> **Aim of the task**:
Scan the data below for the string "NORTH". Copy every line where it appears.

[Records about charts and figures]
+++

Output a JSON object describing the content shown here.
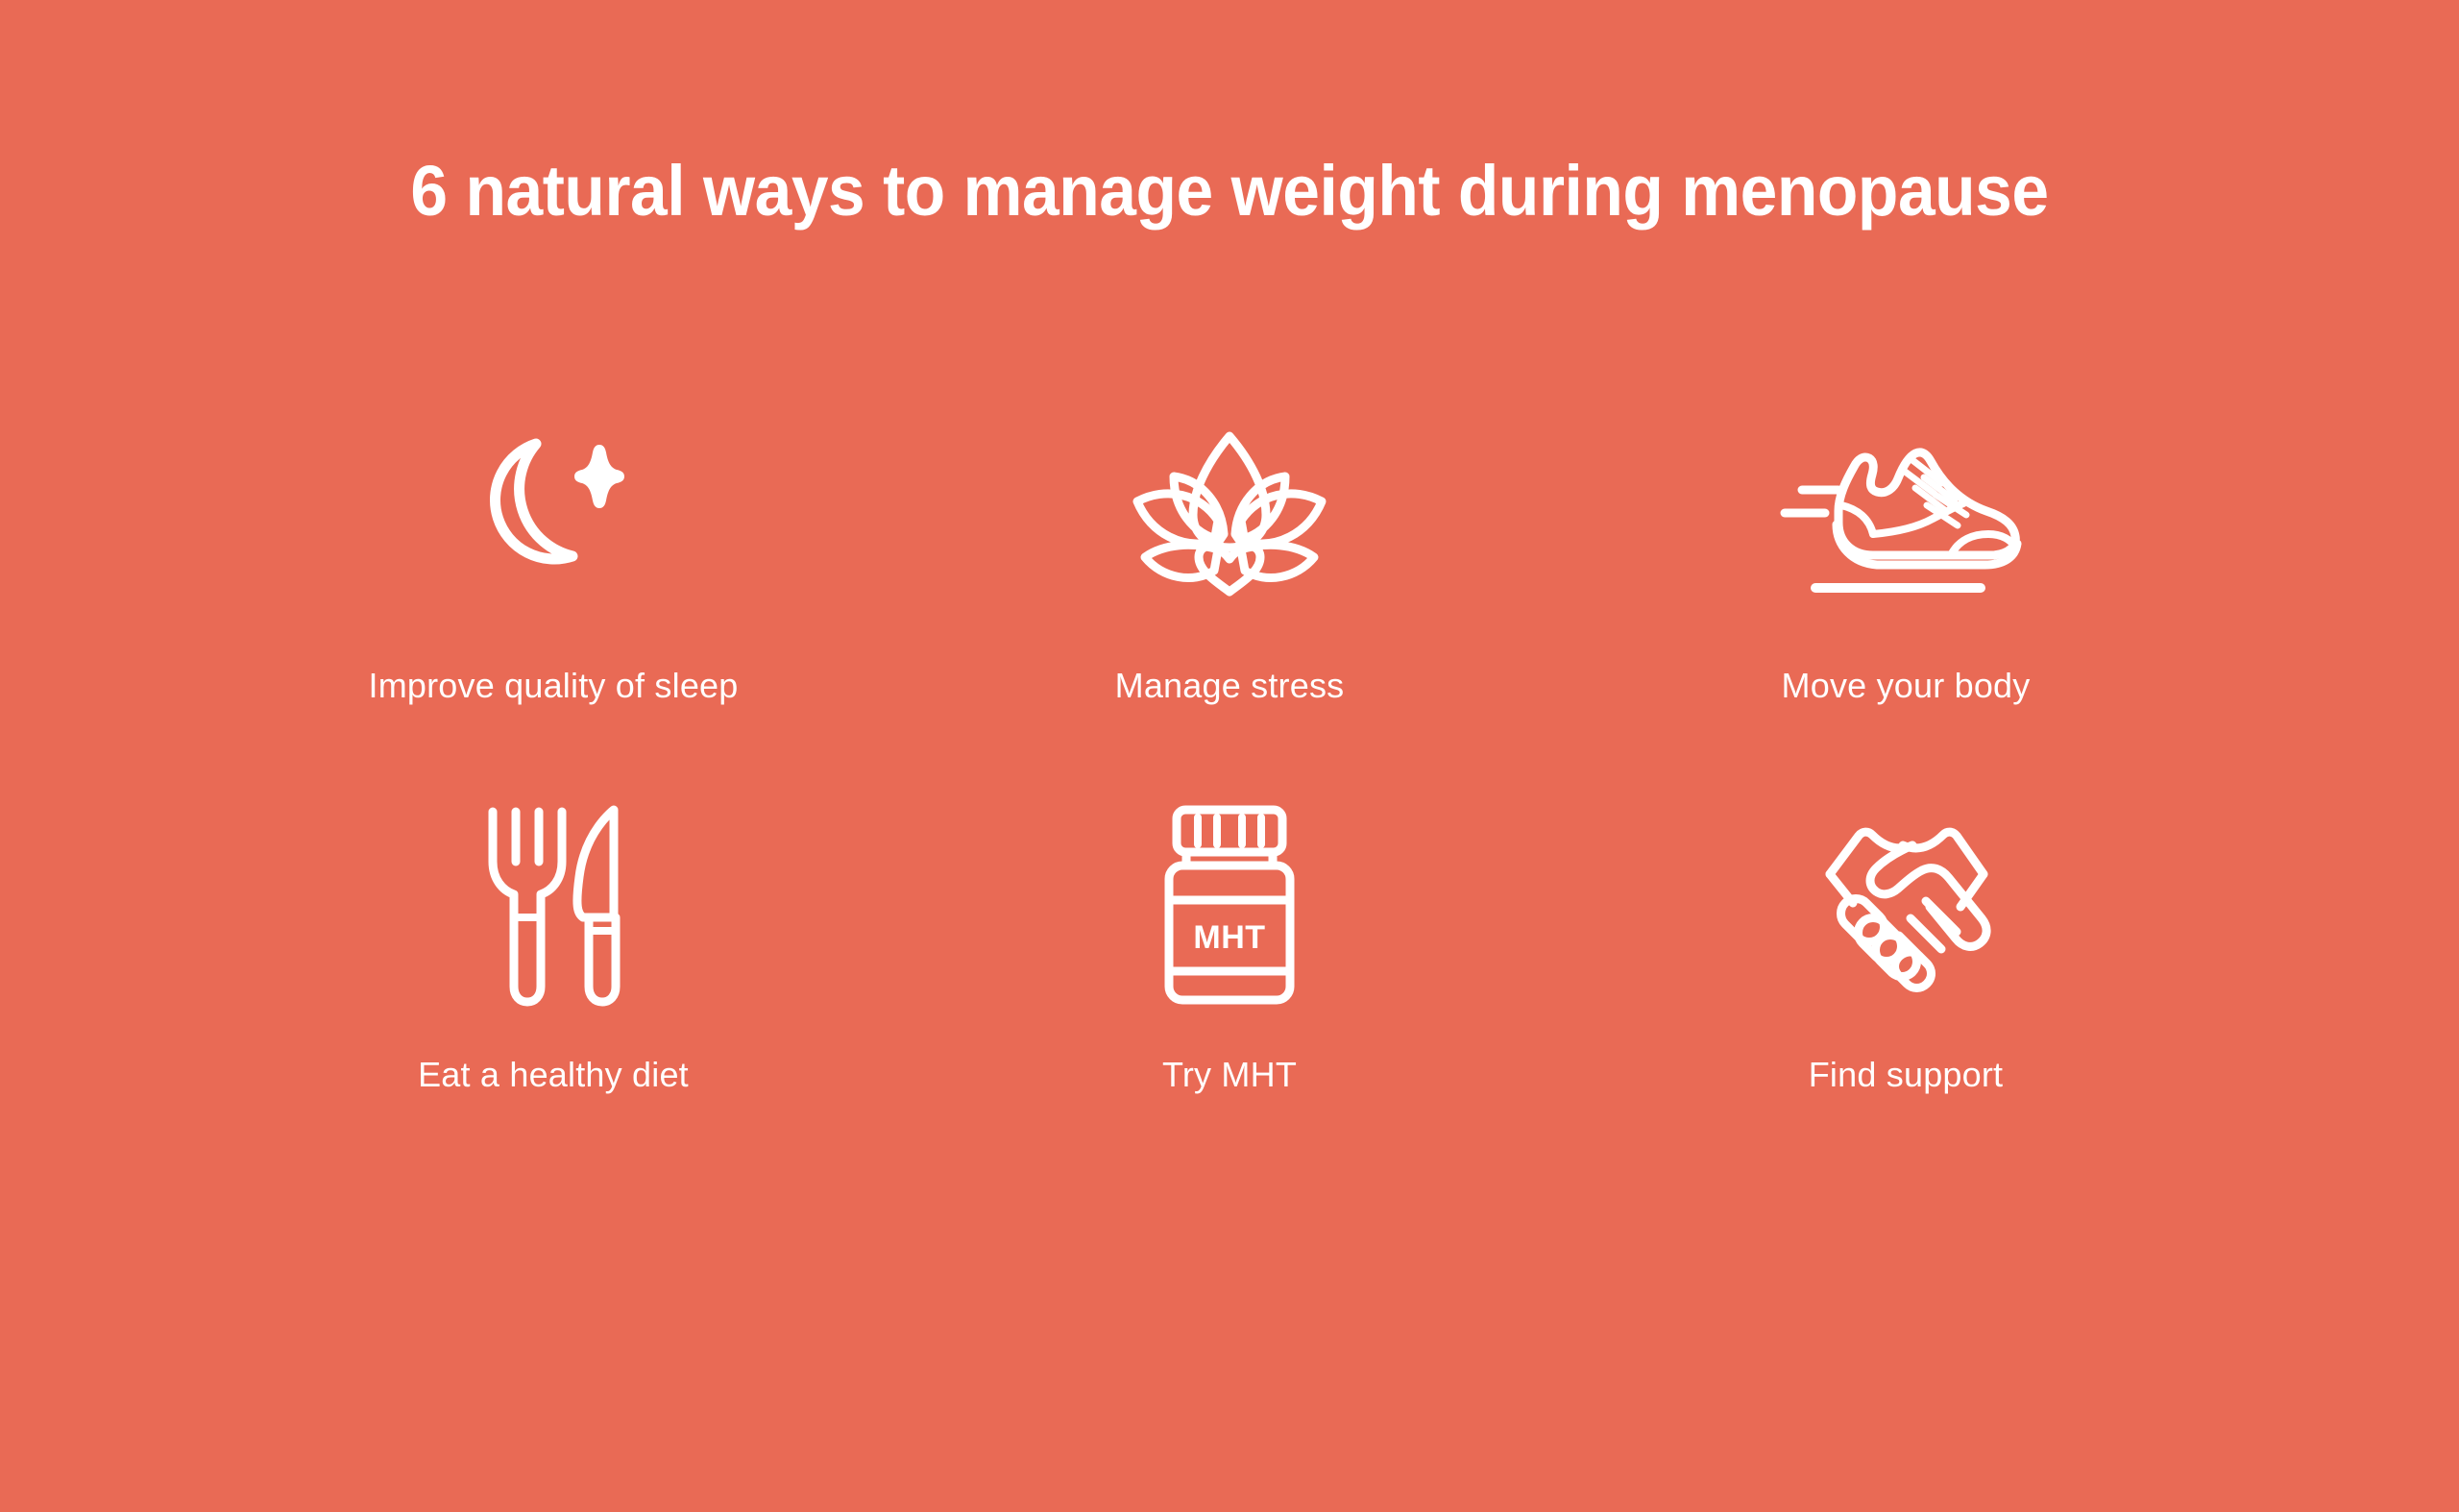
{
  "page": {
    "background_color": "#e96a55",
    "foreground_color": "#ffffff"
  },
  "header": {
    "title": "6 natural ways to manage weight during menopause"
  },
  "items": [
    {
      "icon": "crescent-moon-sparkle-icon",
      "label": "Improve quality of sleep",
      "row": 1,
      "column": 1
    },
    {
      "icon": "lotus-flower-icon",
      "label": "Manage stress",
      "row": 1,
      "column": 2
    },
    {
      "icon": "running-shoe-icon",
      "label": "Move your body",
      "row": 1,
      "column": 3
    },
    {
      "icon": "fork-and-knife-icon",
      "label": "Eat a healthy diet",
      "row": 2,
      "column": 1
    },
    {
      "icon": "pill-bottle-icon",
      "label": "Try MHT",
      "row": 2,
      "column": 2
    },
    {
      "icon": "handshake-icon",
      "label": "Find support",
      "row": 2,
      "column": 3
    }
  ],
  "icon_text": {
    "pill_bottle_label": "MHT"
  }
}
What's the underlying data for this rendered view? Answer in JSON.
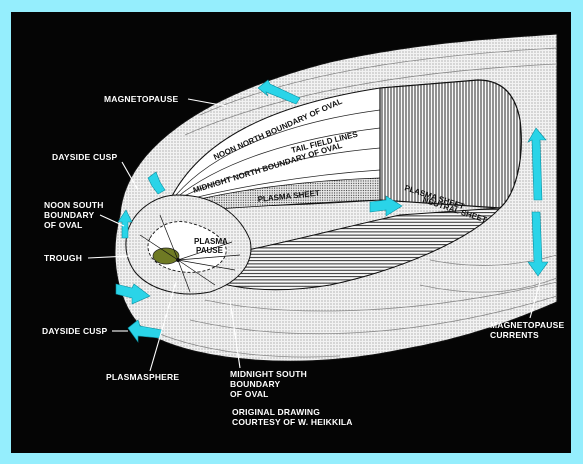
{
  "labels": {
    "magnetopause": "MAGNETOPAUSE",
    "dayside_cusp_top": "DAYSIDE CUSP",
    "noon_south_boundary": [
      "NOON SOUTH",
      "BOUNDARY",
      "OF OVAL"
    ],
    "trough": "TROUGH",
    "dayside_cusp_bottom": "DAYSIDE CUSP",
    "plasmasphere": "PLASMASPHERE",
    "midnight_south_boundary": [
      "MIDNIGHT SOUTH",
      "BOUNDARY",
      "OF OVAL"
    ],
    "magnetopause_currents": [
      "MAGNETOPAUSE",
      "CURRENTS"
    ],
    "credit": [
      "ORIGINAL DRAWING",
      "COURTESY OF W. HEIKKILA"
    ],
    "noon_north_boundary": "NOON NORTH BOUNDARY OF OVAL",
    "tail_field_lines": "TAIL FIELD LINES",
    "midnight_north_boundary": "MIDNIGHT NORTH BOUNDARY OF OVAL",
    "plasma_sheet_inner": "PLASMA SHEET",
    "plasma_sheet_tail": "PLASMA SHEET",
    "neutral_sheet": "NEUTRAL SHEET",
    "plasma_pause": [
      "PLASMA",
      "PAUSE"
    ]
  },
  "colors": {
    "frame": "#95eefd",
    "background": "#050505",
    "arrow": "#2ad4e8",
    "earth": "#6f7a24"
  }
}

+++

> **Solution to the problem**:
    "noon_north_boundary": "NOON NORTH BOUNDARY OF OVAL",
    "midnight_north_boundary": "MIDNIGHT NORTH BOUNDARY OF OVAL",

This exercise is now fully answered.